Start SOURCE EXTRACT
“Cocaine Bear” (2023)

Stephen Blackford
3 min readMar 26, 2023

Fantastically surprising comedy horror.

“Cocaine Bear” (2023). Picture courtesy of and with thanks to www.hebdenbridgepicturehouse.co.uk

After seeing the trailer for this “based on true events” tale from 1985 on every trip to my local cinema during the past few months I didn’t hold out much hope of enjoying this bizarre romp into a surreal past, but I’m allowed to be wrong on occasion. From the 1980’s inspired musical soundtrack and a beginning dripping with TV news segments, stock footage of the day and the laughable adverts of the day featuring either Nancy Reagan and her “Just Say No” campaign or the “This is your brain on drugs” comparison to an egg (yes, an egg!) that so inspired the mighty Bill Hicks in his comedy routines of the early 1990’s, I was in from the beginning to the very end, and an end credits brilliantly accompanied by a remix of “White Lines” (Don’t Do it) by Melle Mel.

Are you the hunted or the hunter?

That particular rhetorical question is especially apt as Cocaine Bear has both, and on either side of the white dividing line, as the hunters and the hunted go in search of 70Ibs of football sized packages of cocaine dropped from an aeroplane over Knoxville, Georgia, and scattered all across the appropriately named “Blood Mountain”. Almost immediately you have two tourists, two children, two hapless drug smuggling hoodlums and one very amorous Park Ranger caught up, whether they wish to be or not, in the finding and hunting of the illegal treasure and, naturally, a giant black bear with a taste for cocaine as well as human blood.
End SOURCE EXTRACT
Start GIVEN DATA
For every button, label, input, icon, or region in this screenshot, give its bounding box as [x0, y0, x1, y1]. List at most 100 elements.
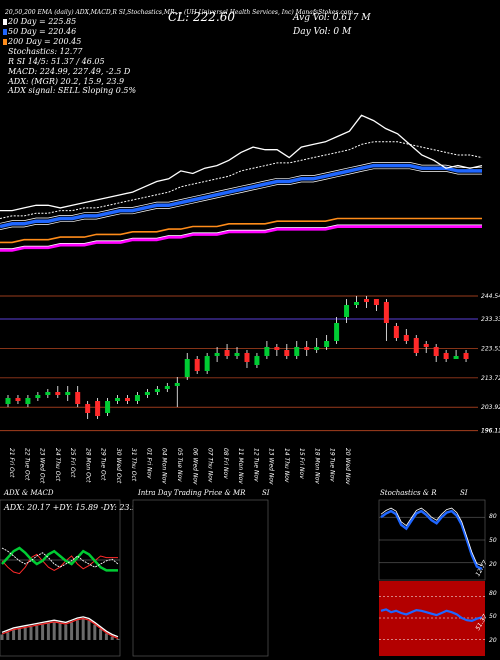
End GIVEN DATA
▶ _REQUEST A_: Reproduce the Cocaine Bear review's wording between "After seeing the" and "or the hunter?", inclusive.
▶ _REQUEST B_: In the Cocaine Bear review, what music accompanies the end credits?
The listing is separate material and has no connection to the Cocaine Bear review.

▶ _WRITTEN RESPONSE A_:
After seeing the trailer for this “based on true events” tale from 1985 on every trip to my local cinema during the past few months I didn’t hold out much hope of enjoying this bizarre romp into a surreal past, but I’m allowed to be wrong on occasion. From the 1980’s inspired musical soundtrack and a beginning dripping with TV news segments, stock footage of the day and the laughable adverts of the day featuring either Nancy Reagan and her “Just Say No” campaign or the “This is your brain on drugs” comparison to an egg (yes, an egg!) that so inspired the mighty Bill Hicks in his comedy routines of the early 1990’s, I was in from the beginning to the very end, and an end credits brilliantly accompanied by a remix of “White Lines” (Don’t Do it) by Melle Mel.

Are you the hunted or the hunter?

▶ _WRITTEN RESPONSE B_: A remix of "White Lines" (Don't Do It) by Melle Mel.